— Work to be completed —
Work through the listing below and count the lines that hold "Height". Answer with the number alone.

------

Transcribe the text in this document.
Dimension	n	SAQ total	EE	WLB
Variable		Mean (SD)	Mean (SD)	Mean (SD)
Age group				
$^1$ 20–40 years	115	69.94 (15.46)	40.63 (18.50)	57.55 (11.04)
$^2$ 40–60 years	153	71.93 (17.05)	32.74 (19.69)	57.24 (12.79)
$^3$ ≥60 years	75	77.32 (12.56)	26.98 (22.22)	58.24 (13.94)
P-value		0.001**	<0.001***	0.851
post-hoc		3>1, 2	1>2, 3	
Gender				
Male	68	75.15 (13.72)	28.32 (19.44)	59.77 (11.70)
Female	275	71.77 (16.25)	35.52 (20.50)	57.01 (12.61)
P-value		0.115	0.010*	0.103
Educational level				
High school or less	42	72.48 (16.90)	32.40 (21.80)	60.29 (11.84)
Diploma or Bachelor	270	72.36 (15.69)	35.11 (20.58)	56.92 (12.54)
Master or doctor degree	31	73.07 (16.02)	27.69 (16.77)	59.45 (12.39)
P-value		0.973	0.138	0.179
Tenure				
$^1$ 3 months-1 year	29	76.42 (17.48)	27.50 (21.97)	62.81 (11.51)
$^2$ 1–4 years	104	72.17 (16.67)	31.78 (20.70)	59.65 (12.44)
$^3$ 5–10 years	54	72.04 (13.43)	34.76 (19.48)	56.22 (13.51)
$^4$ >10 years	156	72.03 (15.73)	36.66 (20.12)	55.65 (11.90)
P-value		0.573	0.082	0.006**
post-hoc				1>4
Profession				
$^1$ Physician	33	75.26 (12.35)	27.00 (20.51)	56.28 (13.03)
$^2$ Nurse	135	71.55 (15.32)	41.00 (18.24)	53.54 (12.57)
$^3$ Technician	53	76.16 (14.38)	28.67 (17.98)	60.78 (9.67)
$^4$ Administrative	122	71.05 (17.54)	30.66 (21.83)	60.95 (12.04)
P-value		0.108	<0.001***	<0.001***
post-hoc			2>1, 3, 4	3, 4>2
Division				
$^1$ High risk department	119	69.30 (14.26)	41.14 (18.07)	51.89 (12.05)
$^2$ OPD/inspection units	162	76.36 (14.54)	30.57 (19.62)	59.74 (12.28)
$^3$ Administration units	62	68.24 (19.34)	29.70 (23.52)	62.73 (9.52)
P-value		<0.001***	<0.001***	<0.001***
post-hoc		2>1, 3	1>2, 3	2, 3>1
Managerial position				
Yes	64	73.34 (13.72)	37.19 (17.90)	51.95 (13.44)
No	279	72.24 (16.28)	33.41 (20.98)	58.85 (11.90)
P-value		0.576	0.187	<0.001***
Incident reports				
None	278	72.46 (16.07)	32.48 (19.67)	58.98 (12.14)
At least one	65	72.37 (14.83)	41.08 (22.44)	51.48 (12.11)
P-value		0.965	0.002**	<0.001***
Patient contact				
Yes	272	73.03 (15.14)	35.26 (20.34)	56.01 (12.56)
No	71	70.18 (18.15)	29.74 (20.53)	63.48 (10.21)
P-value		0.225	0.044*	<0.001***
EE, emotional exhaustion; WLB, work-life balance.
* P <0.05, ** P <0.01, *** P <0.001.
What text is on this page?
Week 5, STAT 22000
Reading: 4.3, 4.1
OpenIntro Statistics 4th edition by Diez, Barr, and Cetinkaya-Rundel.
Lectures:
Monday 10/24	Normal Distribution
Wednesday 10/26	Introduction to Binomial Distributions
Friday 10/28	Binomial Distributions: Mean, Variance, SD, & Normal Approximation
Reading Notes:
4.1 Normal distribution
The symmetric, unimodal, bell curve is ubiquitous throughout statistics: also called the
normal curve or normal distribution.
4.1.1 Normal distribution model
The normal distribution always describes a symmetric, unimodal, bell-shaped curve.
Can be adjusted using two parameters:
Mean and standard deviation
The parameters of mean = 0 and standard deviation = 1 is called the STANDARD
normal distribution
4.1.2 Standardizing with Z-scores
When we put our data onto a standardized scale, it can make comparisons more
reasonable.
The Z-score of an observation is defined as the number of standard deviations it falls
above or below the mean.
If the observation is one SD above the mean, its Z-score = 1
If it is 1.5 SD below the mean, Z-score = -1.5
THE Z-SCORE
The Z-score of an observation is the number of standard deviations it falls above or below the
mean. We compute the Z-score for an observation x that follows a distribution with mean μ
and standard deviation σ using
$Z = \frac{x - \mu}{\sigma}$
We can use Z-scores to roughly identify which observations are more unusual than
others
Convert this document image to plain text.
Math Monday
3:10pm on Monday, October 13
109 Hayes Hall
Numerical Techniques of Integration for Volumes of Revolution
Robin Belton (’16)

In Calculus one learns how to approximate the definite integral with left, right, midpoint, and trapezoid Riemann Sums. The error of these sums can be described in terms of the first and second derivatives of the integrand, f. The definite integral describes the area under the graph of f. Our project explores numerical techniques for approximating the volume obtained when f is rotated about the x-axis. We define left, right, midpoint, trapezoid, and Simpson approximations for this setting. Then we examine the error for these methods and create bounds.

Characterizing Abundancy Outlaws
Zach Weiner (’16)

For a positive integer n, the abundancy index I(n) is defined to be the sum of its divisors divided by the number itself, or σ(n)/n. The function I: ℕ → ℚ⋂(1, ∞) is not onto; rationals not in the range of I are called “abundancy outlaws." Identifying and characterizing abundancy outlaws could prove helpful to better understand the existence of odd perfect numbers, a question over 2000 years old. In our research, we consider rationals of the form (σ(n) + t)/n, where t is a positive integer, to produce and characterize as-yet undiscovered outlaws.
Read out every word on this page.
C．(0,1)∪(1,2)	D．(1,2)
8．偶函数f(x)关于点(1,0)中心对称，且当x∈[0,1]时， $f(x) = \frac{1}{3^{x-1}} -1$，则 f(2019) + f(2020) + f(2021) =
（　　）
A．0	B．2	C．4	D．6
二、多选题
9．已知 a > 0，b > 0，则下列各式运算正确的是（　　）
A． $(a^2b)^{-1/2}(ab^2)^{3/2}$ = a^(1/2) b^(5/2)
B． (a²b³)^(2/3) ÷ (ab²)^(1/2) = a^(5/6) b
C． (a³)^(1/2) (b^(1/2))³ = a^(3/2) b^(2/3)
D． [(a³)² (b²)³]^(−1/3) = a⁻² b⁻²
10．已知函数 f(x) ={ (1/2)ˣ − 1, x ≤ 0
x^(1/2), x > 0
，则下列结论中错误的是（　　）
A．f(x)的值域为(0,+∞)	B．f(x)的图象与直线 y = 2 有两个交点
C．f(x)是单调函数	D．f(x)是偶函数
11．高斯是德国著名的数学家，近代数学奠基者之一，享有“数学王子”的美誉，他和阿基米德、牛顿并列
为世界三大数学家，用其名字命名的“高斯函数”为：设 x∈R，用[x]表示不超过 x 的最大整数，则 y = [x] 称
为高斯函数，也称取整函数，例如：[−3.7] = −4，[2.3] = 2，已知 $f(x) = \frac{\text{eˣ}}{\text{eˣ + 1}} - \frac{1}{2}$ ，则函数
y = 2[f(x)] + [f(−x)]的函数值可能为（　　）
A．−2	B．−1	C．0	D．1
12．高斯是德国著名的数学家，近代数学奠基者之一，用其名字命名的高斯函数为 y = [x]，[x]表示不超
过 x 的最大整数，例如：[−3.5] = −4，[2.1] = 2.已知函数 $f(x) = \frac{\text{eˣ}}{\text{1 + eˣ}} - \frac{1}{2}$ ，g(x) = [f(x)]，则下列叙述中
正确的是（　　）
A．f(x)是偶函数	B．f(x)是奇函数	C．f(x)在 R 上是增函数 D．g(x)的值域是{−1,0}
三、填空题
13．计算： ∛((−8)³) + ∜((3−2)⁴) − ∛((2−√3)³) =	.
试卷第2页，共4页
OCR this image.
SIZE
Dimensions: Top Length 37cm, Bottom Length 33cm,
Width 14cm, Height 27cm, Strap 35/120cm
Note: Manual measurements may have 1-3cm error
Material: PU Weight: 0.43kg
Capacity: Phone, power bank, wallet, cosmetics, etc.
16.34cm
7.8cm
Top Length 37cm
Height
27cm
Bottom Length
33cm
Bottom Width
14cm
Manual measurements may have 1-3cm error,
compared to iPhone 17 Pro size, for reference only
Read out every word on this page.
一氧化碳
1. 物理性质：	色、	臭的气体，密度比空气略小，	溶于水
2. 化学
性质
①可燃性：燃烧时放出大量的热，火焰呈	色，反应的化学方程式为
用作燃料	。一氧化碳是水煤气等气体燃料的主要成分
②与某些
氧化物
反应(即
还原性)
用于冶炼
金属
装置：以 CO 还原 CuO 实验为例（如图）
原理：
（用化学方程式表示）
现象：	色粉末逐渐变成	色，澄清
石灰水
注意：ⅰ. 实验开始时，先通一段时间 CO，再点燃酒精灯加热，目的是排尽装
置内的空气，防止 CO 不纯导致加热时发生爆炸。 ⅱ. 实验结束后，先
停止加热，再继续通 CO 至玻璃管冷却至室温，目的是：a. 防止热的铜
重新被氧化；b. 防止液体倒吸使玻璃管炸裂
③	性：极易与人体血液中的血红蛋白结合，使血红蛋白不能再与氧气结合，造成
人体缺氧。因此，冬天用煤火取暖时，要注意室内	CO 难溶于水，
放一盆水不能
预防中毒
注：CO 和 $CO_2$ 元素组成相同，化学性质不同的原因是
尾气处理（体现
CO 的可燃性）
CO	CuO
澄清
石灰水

------

— Task response —
2